▶ [THE TASK]
You are to retype all of the data exactly as it appears.

━━ DATASET RECORDS ━━

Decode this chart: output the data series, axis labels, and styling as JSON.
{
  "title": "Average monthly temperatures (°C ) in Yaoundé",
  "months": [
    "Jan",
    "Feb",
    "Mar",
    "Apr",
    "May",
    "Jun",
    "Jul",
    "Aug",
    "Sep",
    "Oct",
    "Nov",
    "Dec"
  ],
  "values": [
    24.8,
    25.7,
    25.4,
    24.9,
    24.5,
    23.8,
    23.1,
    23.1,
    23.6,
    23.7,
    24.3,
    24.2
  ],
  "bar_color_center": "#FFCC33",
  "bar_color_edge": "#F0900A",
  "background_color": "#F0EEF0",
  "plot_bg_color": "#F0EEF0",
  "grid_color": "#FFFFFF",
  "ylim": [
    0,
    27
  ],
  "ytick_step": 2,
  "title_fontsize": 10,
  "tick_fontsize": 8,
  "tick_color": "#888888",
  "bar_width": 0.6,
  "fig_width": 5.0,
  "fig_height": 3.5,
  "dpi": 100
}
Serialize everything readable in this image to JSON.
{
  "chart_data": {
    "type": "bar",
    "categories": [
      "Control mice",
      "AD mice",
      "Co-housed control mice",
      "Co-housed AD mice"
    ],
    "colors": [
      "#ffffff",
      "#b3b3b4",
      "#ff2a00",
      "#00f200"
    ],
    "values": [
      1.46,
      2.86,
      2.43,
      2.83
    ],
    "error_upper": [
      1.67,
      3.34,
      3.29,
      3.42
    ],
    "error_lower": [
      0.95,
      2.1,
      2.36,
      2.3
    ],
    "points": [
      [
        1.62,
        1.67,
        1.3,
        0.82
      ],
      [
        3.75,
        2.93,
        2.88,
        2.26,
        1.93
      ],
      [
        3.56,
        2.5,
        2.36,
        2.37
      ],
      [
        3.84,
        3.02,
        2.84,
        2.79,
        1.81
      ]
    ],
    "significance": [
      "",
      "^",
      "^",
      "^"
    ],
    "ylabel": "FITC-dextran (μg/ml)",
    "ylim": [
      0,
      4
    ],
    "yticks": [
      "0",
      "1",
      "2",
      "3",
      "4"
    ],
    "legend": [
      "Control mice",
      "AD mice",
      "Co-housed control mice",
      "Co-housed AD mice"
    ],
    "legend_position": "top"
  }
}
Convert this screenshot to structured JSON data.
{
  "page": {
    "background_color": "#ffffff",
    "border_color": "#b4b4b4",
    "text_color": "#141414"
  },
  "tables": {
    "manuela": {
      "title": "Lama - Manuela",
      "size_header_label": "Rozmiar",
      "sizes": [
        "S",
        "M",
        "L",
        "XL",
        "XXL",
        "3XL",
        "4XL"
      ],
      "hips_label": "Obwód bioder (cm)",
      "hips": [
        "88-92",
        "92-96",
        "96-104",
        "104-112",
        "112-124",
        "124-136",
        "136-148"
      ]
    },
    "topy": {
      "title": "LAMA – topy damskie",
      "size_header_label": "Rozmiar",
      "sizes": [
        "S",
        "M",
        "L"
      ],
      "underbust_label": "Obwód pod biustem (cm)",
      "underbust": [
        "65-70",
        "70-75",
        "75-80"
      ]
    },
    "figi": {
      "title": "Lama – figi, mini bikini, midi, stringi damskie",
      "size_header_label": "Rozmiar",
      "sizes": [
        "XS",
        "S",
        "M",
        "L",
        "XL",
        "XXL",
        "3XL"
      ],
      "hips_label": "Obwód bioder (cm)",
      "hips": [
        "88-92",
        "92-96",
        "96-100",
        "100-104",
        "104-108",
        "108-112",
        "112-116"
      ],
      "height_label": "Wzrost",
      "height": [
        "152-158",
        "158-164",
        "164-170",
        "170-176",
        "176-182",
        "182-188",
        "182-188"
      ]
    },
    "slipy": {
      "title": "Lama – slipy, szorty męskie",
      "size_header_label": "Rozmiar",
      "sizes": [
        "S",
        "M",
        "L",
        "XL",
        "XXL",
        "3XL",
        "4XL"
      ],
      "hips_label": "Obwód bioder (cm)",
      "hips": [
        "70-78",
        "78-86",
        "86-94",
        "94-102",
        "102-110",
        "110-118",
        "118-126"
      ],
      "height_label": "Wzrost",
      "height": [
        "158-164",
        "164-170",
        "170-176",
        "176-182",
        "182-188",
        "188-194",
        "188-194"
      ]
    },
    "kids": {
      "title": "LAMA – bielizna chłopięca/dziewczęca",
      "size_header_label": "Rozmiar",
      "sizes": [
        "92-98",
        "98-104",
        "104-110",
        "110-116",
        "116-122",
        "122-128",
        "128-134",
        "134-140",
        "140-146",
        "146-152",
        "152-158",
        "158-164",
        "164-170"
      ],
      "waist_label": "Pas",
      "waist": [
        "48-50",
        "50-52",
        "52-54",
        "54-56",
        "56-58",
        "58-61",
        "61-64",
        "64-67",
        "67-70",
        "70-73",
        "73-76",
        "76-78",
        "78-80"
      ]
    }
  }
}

━━━

▶ [COMPLETED EXERCISE]
Decode this chart: output the data series, axis labels, and styling as JSON.
{
  "title": "Average monthly temperatures (°C ) in Yaoundé",
  "months": [
    "Jan",
    "Feb",
    "Mar",
    "Apr",
    "May",
    "Jun",
    "Jul",
    "Aug",
    "Sep",
    "Oct",
    "Nov",
    "Dec"
  ],
  "values": [
    24.8,
    25.7,
    25.4,
    24.9,
    24.5,
    23.8,
    23.1,
    23.1,
    23.6,
    23.7,
    24.3,
    24.2
  ],
  "bar_color_center": "#FFCC33",
  "bar_color_edge": "#F0900A",
  "background_color": "#F0EEF0",
  "plot_bg_color": "#F0EEF0",
  "grid_color": "#FFFFFF",
  "ylim": [
    0,
    27
  ],
  "ytick_step": 2,
  "title_fontsize": 10,
  "tick_fontsize": 8,
  "tick_color": "#888888",
  "bar_width": 0.6,
  "fig_width": 5.0,
  "fig_height": 3.5,
  "dpi": 100
}
Serialize everything readable in this image to JSON.
{
  "chart_data": {
    "type": "bar",
    "categories": [
      "Control mice",
      "AD mice",
      "Co-housed control mice",
      "Co-housed AD mice"
    ],
    "colors": [
      "#ffffff",
      "#b3b3b4",
      "#ff2a00",
      "#00f200"
    ],
    "values": [
      1.46,
      2.86,
      2.43,
      2.83
    ],
    "error_upper": [
      1.67,
      3.34,
      3.29,
      3.42
    ],
    "error_lower": [
      0.95,
      2.1,
      2.36,
      2.3
    ],
    "points": [
      [
        1.62,
        1.67,
        1.3,
        0.82
      ],
      [
        3.75,
        2.93,
        2.88,
        2.26,
        1.93
      ],
      [
        3.56,
        2.5,
        2.36,
        2.37
      ],
      [
        3.84,
        3.02,
        2.84,
        2.79,
        1.81
      ]
    ],
    "significance": [
      "",
      "^",
      "^",
      "^"
    ],
    "ylabel": "FITC-dextran (μg/ml)",
    "ylim": [
      0,
      4
    ],
    "yticks": [
      "0",
      "1",
      "2",
      "3",
      "4"
    ],
    "legend": [
      "Control mice",
      "AD mice",
      "Co-housed control mice",
      "Co-housed AD mice"
    ],
    "legend_position": "top"
  }
}
Convert this screenshot to structured JSON data.
{
  "page": {
    "background_color": "#ffffff",
    "border_color": "#b4b4b4",
    "text_color": "#141414"
  },
  "tables": {
    "manuela": {
      "title": "Lama - Manuela",
      "size_header_label": "Rozmiar",
      "sizes": [
        "S",
        "M",
        "L",
        "XL",
        "XXL",
        "3XL",
        "4XL"
      ],
      "hips_label": "Obwód bioder (cm)",
      "hips": [
        "88-92",
        "92-96",
        "96-104",
        "104-112",
        "112-124",
        "124-136",
        "136-148"
      ]
    },
    "topy": {
      "title": "LAMA – topy damskie",
      "size_header_label": "Rozmiar",
      "sizes": [
        "S",
        "M",
        "L"
      ],
      "underbust_label": "Obwód pod biustem (cm)",
      "underbust": [
        "65-70",
        "70-75",
        "75-80"
      ]
    },
    "figi": {
      "title": "Lama – figi, mini bikini, midi, stringi damskie",
      "size_header_label": "Rozmiar",
      "sizes": [
        "XS",
        "S",
        "M",
        "L",
        "XL",
        "XXL",
        "3XL"
      ],
      "hips_label": "Obwód bioder (cm)",
      "hips": [
        "88-92",
        "92-96",
        "96-100",
        "100-104",
        "104-108",
        "108-112",
        "112-116"
      ],
      "height_label": "Wzrost",
      "height": [
        "152-158",
        "158-164",
        "164-170",
        "170-176",
        "176-182",
        "182-188",
        "182-188"
      ]
    },
    "slipy": {
      "title": "Lama – slipy, szorty męskie",
      "size_header_label": "Rozmiar",
      "sizes": [
        "S",
        "M",
        "L",
        "XL",
        "XXL",
        "3XL",
        "4XL"
      ],
      "hips_label": "Obwód bioder (cm)",
      "hips": [
        "70-78",
        "78-86",
        "86-94",
        "94-102",
        "102-110",
        "110-118",
        "118-126"
      ],
      "height_label": "Wzrost",
      "height": [
        "158-164",
        "164-170",
        "170-176",
        "176-182",
        "182-188",
        "188-194",
        "188-194"
      ]
    },
    "kids": {
      "title": "LAMA – bielizna chłopięca/dziewczęca",
      "size_header_label": "Rozmiar",
      "sizes": [
        "92-98",
        "98-104",
        "104-110",
        "110-116",
        "116-122",
        "122-128",
        "128-134",
        "134-140",
        "140-146",
        "146-152",
        "152-158",
        "158-164",
        "164-170"
      ],
      "waist_label": "Pas",
      "waist": [
        "48-50",
        "50-52",
        "52-54",
        "54-56",
        "56-58",
        "58-61",
        "61-64",
        "64-67",
        "67-70",
        "70-73",
        "73-76",
        "76-78",
        "78-80"
      ]
    }
  }
}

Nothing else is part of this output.